══ Blocco di testo

La polarizzazione del linguaggio è in gran parte un effetto distorto degli algoritmi delle piattaforme digitali, come Meta e X (ex Twitter), che hanno favorito la diffusione dell’odio online attraverso il meccanismo delle echo chambers. Mi spiego: noi veniamo spinti ad interagire con i nostri followers o comunque con chi, nella Community, esprime lo stesso assetto mentale e culturale, e quindi con chi ci dà più spesso dei like e si allinea di più a noi in termini di gusti e atteggiamenti.

 

Questi spazi chiusi che ci espongono quasi esclusivamente a chi la pensa come noi, rafforzano pregiudizi e stereotipi senza confronto né dialogo. È un fenomeno che si autoalimenta: più interagiamo con contenuti allineati alle nostre idee, più l’algoritmo ci spinge in quella direzione, riducendo la nostra apertura verso posizioni diverse.

 

Un esempio emblematico è quello dei terrapiattisti: un individuo scettico, entrando in una comunità online di convinti sostenitori del terrapiattismo, finirà per rafforzare il proprio pensiero a causa del bias del gruppo, il bisogno umano di essere approvati dai propri pari. Lo stesso meccanismo è alla base della diffusione dell’odio online, come dimostrano gli studi di psicologia sociale: i contenuti più polarizzati, sia positivi che negativi, sono quelli che viralizzano di più. E il negativo ha una presa ancora più immediata, perché scatena una reazione istintiva, senza passare per un’elaborazione razionale.

 

Ma proprio questa dinamica suggerisce anche una strategia per contrastare l’odio: lavorare sulla contronarrazione, attivando lo spettro positivo delle emozioni. L’ascolto, l’empatia e la costruzione di messaggi che uniscono anziché dividere possono ribaltare questa tendenza.

 

Il linguaggio istituzionale o aziendale tende a essere formale e distaccato. Credi ci sia spazio per un linguaggio più autentico anche in questi ambiti?

Assolutamente sì. Un esempio illuminante è quello di Maria Franco, la maestra che ha costruito il sistema scolastico all’interno del carcere minorile di Nisida (Napoli), protagonista, nel libro, del capitolo dedicato alla parola cura. Di fronte a ragazzi con enormi difficoltà di alfabetizzazione, non ha imposto regole grammaticali, ma ha lavorato sull’empatia, sull’ascolto e su storie in cui potessero identificarsi.

════
══ Dati forniti

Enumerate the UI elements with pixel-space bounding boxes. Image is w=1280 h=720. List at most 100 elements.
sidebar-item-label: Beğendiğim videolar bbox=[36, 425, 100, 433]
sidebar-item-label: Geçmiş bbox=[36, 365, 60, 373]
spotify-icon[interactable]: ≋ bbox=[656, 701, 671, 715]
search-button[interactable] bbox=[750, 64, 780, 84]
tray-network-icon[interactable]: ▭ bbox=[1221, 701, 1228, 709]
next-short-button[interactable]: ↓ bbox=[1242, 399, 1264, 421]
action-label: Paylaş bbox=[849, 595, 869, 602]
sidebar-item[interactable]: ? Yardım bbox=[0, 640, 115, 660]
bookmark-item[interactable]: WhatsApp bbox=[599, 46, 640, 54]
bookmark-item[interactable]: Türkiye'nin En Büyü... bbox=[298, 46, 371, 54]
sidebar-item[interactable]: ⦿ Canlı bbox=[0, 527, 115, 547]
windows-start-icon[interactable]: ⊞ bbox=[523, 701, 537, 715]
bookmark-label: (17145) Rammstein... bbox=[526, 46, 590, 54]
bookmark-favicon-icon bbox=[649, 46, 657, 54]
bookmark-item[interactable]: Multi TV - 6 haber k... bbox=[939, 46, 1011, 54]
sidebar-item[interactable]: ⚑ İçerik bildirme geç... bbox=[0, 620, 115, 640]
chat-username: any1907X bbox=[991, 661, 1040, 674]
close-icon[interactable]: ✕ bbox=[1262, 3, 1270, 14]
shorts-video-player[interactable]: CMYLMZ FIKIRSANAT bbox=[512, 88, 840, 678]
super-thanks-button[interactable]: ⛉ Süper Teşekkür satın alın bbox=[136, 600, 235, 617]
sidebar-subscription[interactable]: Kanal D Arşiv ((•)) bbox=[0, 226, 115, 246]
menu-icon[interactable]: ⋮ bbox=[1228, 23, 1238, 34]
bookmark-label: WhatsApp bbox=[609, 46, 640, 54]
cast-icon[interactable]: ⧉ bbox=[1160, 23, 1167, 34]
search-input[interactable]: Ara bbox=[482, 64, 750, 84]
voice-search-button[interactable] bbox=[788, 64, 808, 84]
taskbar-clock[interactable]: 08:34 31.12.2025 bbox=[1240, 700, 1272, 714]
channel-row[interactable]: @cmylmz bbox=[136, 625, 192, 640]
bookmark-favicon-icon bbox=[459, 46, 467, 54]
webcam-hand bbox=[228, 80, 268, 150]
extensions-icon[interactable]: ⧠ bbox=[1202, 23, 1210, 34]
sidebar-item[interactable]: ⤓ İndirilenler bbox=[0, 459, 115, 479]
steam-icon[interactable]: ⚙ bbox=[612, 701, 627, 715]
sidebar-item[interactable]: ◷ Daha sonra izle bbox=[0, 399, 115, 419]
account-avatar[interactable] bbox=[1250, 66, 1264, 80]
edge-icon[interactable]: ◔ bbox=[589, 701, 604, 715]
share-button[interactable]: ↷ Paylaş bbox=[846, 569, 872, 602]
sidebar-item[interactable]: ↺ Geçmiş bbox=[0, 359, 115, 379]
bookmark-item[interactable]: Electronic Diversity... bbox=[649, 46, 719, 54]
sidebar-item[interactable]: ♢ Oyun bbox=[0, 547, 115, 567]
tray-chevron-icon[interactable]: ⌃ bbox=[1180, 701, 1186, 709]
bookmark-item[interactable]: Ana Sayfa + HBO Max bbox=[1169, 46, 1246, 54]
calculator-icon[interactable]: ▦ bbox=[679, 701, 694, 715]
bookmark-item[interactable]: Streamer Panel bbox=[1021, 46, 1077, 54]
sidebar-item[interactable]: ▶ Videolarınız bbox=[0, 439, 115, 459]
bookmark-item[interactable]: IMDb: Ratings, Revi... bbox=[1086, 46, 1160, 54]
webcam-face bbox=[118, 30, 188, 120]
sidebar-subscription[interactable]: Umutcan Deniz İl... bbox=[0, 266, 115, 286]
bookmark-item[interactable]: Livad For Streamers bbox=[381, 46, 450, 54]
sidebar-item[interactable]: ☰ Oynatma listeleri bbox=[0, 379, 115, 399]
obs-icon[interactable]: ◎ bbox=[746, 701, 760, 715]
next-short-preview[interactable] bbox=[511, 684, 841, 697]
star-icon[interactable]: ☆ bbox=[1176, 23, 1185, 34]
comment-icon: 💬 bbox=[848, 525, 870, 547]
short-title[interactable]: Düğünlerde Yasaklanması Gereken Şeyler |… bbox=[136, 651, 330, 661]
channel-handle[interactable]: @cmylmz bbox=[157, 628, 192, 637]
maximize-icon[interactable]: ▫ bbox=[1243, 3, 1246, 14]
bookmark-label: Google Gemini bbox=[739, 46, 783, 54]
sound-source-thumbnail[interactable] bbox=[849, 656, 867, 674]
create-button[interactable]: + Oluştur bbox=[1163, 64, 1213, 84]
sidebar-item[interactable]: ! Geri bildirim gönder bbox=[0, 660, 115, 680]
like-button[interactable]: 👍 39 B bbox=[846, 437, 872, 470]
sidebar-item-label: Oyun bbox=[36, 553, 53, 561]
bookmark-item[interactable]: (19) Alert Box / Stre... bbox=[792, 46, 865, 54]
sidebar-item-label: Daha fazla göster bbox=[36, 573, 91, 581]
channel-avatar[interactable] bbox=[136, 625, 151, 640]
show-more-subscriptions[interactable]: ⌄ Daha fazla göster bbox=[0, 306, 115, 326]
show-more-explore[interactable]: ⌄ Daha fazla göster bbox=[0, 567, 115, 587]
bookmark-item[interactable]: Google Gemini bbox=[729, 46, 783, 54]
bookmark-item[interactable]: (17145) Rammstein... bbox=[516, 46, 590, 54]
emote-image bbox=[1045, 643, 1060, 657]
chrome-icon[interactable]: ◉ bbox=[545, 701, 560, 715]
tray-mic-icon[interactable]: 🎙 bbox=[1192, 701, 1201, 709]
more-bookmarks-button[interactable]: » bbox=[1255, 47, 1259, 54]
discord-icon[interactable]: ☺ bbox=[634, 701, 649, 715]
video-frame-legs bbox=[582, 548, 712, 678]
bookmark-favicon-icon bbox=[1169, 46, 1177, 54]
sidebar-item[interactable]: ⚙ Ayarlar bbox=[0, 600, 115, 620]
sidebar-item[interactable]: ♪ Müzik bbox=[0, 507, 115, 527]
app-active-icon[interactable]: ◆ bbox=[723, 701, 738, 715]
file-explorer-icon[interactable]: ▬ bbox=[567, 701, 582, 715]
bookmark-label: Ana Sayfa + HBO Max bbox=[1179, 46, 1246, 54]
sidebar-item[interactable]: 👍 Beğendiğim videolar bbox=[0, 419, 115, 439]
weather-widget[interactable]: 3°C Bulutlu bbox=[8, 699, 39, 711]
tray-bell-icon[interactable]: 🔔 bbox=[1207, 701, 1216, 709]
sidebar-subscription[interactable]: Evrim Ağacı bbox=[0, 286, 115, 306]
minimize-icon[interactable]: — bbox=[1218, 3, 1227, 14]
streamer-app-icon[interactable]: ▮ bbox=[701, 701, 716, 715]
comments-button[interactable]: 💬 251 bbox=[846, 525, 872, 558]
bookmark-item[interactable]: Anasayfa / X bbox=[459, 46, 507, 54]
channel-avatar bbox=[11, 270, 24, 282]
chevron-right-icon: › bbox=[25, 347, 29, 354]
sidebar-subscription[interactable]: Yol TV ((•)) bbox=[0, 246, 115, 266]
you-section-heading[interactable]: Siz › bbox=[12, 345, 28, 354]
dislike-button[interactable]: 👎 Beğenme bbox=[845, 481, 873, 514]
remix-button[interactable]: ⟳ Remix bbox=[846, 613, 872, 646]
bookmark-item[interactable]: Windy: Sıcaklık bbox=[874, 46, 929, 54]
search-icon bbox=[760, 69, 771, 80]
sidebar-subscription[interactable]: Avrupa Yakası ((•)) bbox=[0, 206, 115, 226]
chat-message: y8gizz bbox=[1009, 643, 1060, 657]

════

▸ **Dettagli del compito**
Puoi scrivere il seguito del testo sulla polarizzazione del linguaggio, partendo da dopo l'ultima frase riportata? L'elenco non ha alcun legame con il testo sulla polarizzazione del linguaggio.

▸ **Risultato dell'esercizio**
Questo dimostra il potere del racconto, un elemento fondamentale anche nella comunicazione. Il passaggio dal linguaggio dichiarativo e performativo alla narrazione è stato favorito dal digitale e dalla diffusione degli user-generated content, che hanno reso la comunicazione più partecipativa e vicina alle persone. Le aziende e le istituzioni possono trarre ispirazione da questo modello: usare storie autentiche non solo rende il linguaggio più accessibile, ma crea un legame più forte con la propria community e il proprio pubblico.

 

Hai menzionato nel libro il concetto di "rispettatori", una parola nuova che suggerisce un atteggiamento etico nei confronti del linguaggio e della comunicazione. Come possiamo educare alla responsabilità linguistica, soprattutto le nuove generazioni?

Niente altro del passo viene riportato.